Quote the listing in full, exactly as given, minus any pictures.

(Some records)
----------

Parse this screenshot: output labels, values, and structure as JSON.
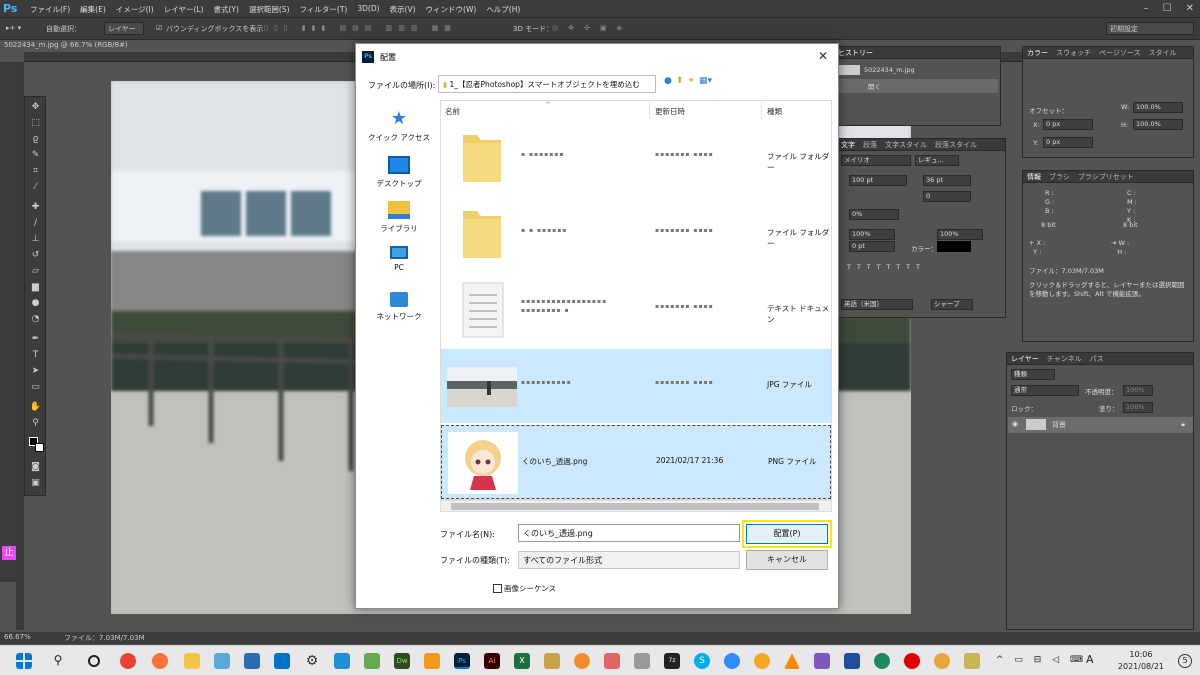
{
  "app": {
    "logo": "Ps"
  },
  "menubar": {
    "items": [
      "ファイル(F)",
      "編集(E)",
      "イメージ(I)",
      "レイヤー(L)",
      "書式(Y)",
      "選択範囲(S)",
      "フィルター(T)",
      "3D(D)",
      "表示(V)",
      "ウィンドウ(W)",
      "ヘルプ(H)"
    ]
  },
  "options": {
    "auto_select": "自動選択：",
    "layer_value": "レイヤー",
    "bbox": "バウンディングボックスを表示",
    "mode3d": "3D モード：",
    "workspace": "初期設定"
  },
  "document": {
    "tab": "5022434_m.jpg @ 66.7% (RGB/8#)",
    "zoom": "66.67%",
    "file_info": "ファイル：7.03M/7.03M"
  },
  "history_panel": {
    "tab": "ヒストリー",
    "snapshot": "5022434_m.jpg",
    "step": "開く"
  },
  "properties_panel": {
    "tabs": [
      "カラー",
      "スウォッチ",
      "ページソース",
      "スタイル"
    ],
    "offset": "オフセット：",
    "w": "W:",
    "w_val": "100.0%",
    "h": "H:",
    "h_val": "100.0%",
    "x": "X:",
    "x_val": "0 px",
    "y": "Y:",
    "y_val": "0 px"
  },
  "char_panel": {
    "tabs": [
      "文字",
      "段落",
      "文字スタイル",
      "段落スタイル"
    ],
    "font": "メイリオ",
    "style": "レギュ...",
    "size": "100 pt",
    "leading": "36 pt",
    "tracking": "0",
    "scale_pct": "0%",
    "v_scale": "100%",
    "h_scale": "100%",
    "baseline": "0 pt",
    "color_label": "カラー：",
    "lang": "英語（米国）",
    "aa": "シャープ"
  },
  "info_panel": {
    "tabs": [
      "情報",
      "ブラシ",
      "ブラシプリセット"
    ],
    "bits": "8 bit",
    "file": "ファイル：7.03M/7.03M",
    "hint": "クリック＆ドラッグすると、レイヤーまたは選択範囲を移動します。Shift、Alt で機能拡張。"
  },
  "layers_panel": {
    "tabs": [
      "レイヤー",
      "チャンネル",
      "パス"
    ],
    "kind": "種類",
    "blend": "通常",
    "opacity_label": "不透明度：",
    "opacity": "100%",
    "lock_label": "ロック：",
    "fill_label": "塗り：",
    "fill": "100%",
    "layer_name": "背景"
  },
  "dialog": {
    "title": "配置",
    "location_label": "ファイルの場所(I):",
    "location_value": "1_【忍者Photoshop】スマートオブジェクトを埋め込む",
    "nav": [
      "クイック アクセス",
      "デスクトップ",
      "ライブラリ",
      "PC",
      "ネットワーク"
    ],
    "col_name": "名前",
    "col_date": "更新日時",
    "col_type": "種類",
    "files": [
      {
        "name": "",
        "date": "",
        "type": "ファイル フォルダー"
      },
      {
        "name": "",
        "date": "",
        "type": "ファイル フォルダー"
      },
      {
        "name": "",
        "date": "",
        "type": "テキスト ドキュメン"
      },
      {
        "name": "",
        "date": "",
        "type": "JPG ファイル"
      },
      {
        "name": "くのいち_透過.png",
        "date": "2021/02/17 21:36",
        "type": "PNG ファイル"
      }
    ],
    "filename_label": "ファイル名(N):",
    "filename_value": "くのいち_透過.png",
    "filetype_label": "ファイルの種類(T):",
    "filetype_value": "すべてのファイル形式",
    "place_button": "配置(P)",
    "cancel_button": "キャンセル",
    "sequence_label": "画像シーケンス"
  },
  "taskbar": {
    "time": "10:06",
    "date": "2021/08/21",
    "ime": "A",
    "notify": "5"
  },
  "colors": {
    "ps_dark": "#535353",
    "ps_panel": "#3c3c3c",
    "selection": "#cce8ff",
    "highlight": "#ffe600",
    "ps_blue": "#31a8ff"
  }
}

----------

▶ **Solution**:
Parse this screenshot: output labels, values, and structure as JSON.
{
  "app": {
    "logo": "Ps"
  },
  "menubar": {
    "items": [
      "ファイル(F)",
      "編集(E)",
      "イメージ(I)",
      "レイヤー(L)",
      "書式(Y)",
      "選択範囲(S)",
      "フィルター(T)",
      "3D(D)",
      "表示(V)",
      "ウィンドウ(W)",
      "ヘルプ(H)"
    ]
  },
  "options": {
    "auto_select": "自動選択：",
    "layer_value": "レイヤー",
    "bbox": "バウンディングボックスを表示",
    "mode3d": "3D モード：",
    "workspace": "初期設定"
  },
  "document": {
    "tab": "5022434_m.jpg @ 66.7% (RGB/8#)",
    "zoom": "66.67%",
    "file_info": "ファイル：7.03M/7.03M"
  },
  "history_panel": {
    "tab": "ヒストリー",
    "snapshot": "5022434_m.jpg",
    "step": "開く"
  },
  "properties_panel": {
    "tabs": [
      "カラー",
      "スウォッチ",
      "ページソース",
      "スタイル"
    ],
    "offset": "オフセット：",
    "w": "W:",
    "w_val": "100.0%",
    "h": "H:",
    "h_val": "100.0%",
    "x": "X:",
    "x_val": "0 px",
    "y": "Y:",
    "y_val": "0 px"
  },
  "char_panel": {
    "tabs": [
      "文字",
      "段落",
      "文字スタイル",
      "段落スタイル"
    ],
    "font": "メイリオ",
    "style": "レギュ...",
    "size": "100 pt",
    "leading": "36 pt",
    "tracking": "0",
    "scale_pct": "0%",
    "v_scale": "100%",
    "h_scale": "100%",
    "baseline": "0 pt",
    "color_label": "カラー：",
    "lang": "英語（米国）",
    "aa": "シャープ"
  },
  "info_panel": {
    "tabs": [
      "情報",
      "ブラシ",
      "ブラシプリセット"
    ],
    "bits": "8 bit",
    "file": "ファイル：7.03M/7.03M",
    "hint": "クリック＆ドラッグすると、レイヤーまたは選択範囲を移動します。Shift、Alt で機能拡張。"
  },
  "layers_panel": {
    "tabs": [
      "レイヤー",
      "チャンネル",
      "パス"
    ],
    "kind": "種類",
    "blend": "通常",
    "opacity_label": "不透明度：",
    "opacity": "100%",
    "lock_label": "ロック：",
    "fill_label": "塗り：",
    "fill": "100%",
    "layer_name": "背景"
  },
  "dialog": {
    "title": "配置",
    "location_label": "ファイルの場所(I):",
    "location_value": "1_【忍者Photoshop】スマートオブジェクトを埋め込む",
    "nav": [
      "クイック アクセス",
      "デスクトップ",
      "ライブラリ",
      "PC",
      "ネットワーク"
    ],
    "col_name": "名前",
    "col_date": "更新日時",
    "col_type": "種類",
    "files": [
      {
        "name": "",
        "date": "",
        "type": "ファイル フォルダー"
      },
      {
        "name": "",
        "date": "",
        "type": "ファイル フォルダー"
      },
      {
        "name": "",
        "date": "",
        "type": "テキスト ドキュメン"
      },
      {
        "name": "",
        "date": "",
        "type": "JPG ファイル"
      },
      {
        "name": "くのいち_透過.png",
        "date": "2021/02/17 21:36",
        "type": "PNG ファイル"
      }
    ],
    "filename_label": "ファイル名(N):",
    "filename_value": "くのいち_透過.png",
    "filetype_label": "ファイルの種類(T):",
    "filetype_value": "すべてのファイル形式",
    "place_button": "配置(P)",
    "cancel_button": "キャンセル",
    "sequence_label": "画像シーケンス"
  },
  "taskbar": {
    "time": "10:06",
    "date": "2021/08/21",
    "ime": "A",
    "notify": "5"
  },
  "colors": {
    "ps_dark": "#535353",
    "ps_panel": "#3c3c3c",
    "selection": "#cce8ff",
    "highlight": "#ffe600",
    "ps_blue": "#31a8ff"
  }
}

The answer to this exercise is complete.